Lucas Otávio

Personal information
- Full name: Lucas Otávio Veiga Lopes
- Date of birth: 9 October 1994 (age 31)
- Place of birth: Cornélio Procópio, Brazil
- Height: 1.64 m (5 ft 4+1⁄2 in)
- Position: Defensive midfielder

Youth career
- Bandeirantes EC
- 2005–2014: Santos

Senior career*
- Years: Team / Apps / (Gls)
- 2013–2018: Santos / 27 / (0)
- 2014: → Paraná (loan) / 20 / (0)
- 2016: → Paraná (loan) / 17 / (0)
- 2017: → Avaí (loan) / 13 / (0)
- 2018: → Ituano (loan) / 0 / (0)
- 2019: PSTC / 6 / (1)
- Total:  / 83 / (1)

= Lucas Otávio =

Brazilian footballer (born 1994)

*STORED DATA:*

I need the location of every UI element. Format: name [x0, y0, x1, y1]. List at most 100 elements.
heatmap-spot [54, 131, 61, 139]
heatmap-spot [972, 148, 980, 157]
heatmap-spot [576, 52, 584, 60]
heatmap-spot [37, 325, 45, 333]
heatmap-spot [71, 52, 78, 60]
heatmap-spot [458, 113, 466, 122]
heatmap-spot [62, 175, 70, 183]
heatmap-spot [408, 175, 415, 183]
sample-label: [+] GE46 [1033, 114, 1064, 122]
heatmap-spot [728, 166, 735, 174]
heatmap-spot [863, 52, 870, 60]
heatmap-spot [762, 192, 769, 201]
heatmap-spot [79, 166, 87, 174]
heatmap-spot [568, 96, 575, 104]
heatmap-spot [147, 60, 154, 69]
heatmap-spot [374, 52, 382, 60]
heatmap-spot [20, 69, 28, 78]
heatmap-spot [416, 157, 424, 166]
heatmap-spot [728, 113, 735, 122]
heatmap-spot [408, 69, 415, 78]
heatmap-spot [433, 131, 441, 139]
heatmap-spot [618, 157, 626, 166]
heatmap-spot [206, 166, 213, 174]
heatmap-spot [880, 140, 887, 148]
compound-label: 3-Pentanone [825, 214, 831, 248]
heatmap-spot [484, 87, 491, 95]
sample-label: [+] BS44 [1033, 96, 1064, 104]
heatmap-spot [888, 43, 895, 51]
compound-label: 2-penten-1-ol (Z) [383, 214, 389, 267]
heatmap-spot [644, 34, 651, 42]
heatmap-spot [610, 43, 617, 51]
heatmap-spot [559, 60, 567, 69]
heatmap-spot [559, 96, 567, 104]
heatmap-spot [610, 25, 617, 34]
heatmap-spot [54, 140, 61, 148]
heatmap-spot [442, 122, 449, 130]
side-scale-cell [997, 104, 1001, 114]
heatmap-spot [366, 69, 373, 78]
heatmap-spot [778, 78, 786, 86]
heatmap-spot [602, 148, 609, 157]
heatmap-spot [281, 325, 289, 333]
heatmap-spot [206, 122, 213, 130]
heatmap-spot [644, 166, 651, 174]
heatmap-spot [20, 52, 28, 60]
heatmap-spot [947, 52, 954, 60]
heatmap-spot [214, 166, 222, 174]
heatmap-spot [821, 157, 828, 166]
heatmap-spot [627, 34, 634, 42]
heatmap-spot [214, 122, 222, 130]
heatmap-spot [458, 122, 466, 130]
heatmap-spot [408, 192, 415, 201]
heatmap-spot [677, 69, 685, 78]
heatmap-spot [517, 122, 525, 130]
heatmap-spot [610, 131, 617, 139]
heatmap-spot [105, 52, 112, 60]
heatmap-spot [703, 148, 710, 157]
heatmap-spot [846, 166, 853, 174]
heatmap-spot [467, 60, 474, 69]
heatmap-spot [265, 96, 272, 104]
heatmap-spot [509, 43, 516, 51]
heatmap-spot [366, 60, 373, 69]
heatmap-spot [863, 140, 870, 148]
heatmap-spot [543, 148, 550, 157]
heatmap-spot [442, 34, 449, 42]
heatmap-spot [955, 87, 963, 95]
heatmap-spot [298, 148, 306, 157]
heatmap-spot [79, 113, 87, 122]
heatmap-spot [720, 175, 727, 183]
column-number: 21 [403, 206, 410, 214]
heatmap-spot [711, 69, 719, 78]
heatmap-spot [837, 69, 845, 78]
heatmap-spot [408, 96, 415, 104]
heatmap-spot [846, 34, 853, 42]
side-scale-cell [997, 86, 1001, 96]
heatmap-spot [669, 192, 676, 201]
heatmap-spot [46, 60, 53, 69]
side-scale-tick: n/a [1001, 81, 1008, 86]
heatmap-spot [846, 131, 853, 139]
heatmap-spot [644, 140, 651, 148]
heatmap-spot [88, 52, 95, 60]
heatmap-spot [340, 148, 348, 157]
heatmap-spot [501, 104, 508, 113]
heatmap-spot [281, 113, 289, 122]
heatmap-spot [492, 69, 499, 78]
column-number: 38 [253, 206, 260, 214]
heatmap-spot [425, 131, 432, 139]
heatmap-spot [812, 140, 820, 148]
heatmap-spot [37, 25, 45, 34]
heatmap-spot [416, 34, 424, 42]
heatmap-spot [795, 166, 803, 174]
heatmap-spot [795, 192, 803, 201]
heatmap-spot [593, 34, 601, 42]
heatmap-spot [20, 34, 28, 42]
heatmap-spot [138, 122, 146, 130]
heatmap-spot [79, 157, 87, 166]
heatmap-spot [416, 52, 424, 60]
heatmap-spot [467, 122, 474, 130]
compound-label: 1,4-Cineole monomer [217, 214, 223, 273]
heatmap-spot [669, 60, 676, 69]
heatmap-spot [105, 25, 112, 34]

*YOUR TASKS:*
1 > Answer these questions from the Lucas Otávio profile:
(a) Where was he born?
(b) During which years was he in the Santos youth system?
(c) Which team did he play for in 2019, and how many goals did he score there?
2 > Decide whether each statement agrees with the Lucas Otávio profile. Answer yes or no, and quote the deciding words.
(a) He played as a defensive midfielder.
(b) He scored at least one goal for Santos.
(c) His 2017 loan was to Avaí.
3 > Carry on the Lucas Otávio profile from the point where it stops.

*RESPONSES PER TASK:*
1 >
(a) Cornélio Procópio, Brazil
(b) 2005–2014
(c) PSTC, where he scored 1 goal

2 >
(a) Yes: "Position: Defensive midfielder"
(b) No: "2013–2018: Santos / 27 / (0)"
(c) Yes: "2017: → Avaí (loan) / 13 / (0)"

3 >
Lucas Otávio Veiga Lopes (born 9 October 1994), known as Lucas Otávio, is a Brazilian retired footballer who played as a defensive midfielder.

==Club career==
Born in Cornélio Procópio, Paraná, Lucas Otávio began his career in hometown's Bandeirantes Esporte Clube (BEC), and joined Santos FC in 2005, after impressing in a match against Peixe. In April 2012, he signed a three-year professional deal with the latter.

In July 2013, Lucas Otávio was promoted to Santos' main squad. On the 24th he made his first team debut, in a 2–0 away win against CRAC in that season's Copa do Brasil.

On 5 June 2014, Lucas Otávio was loaned to Série B side Paraná until December. A regular starter under manager Claudinei Oliveira, he eventually lost his place under Ricardinho, with his loan being cut short on 26 November due to an injury.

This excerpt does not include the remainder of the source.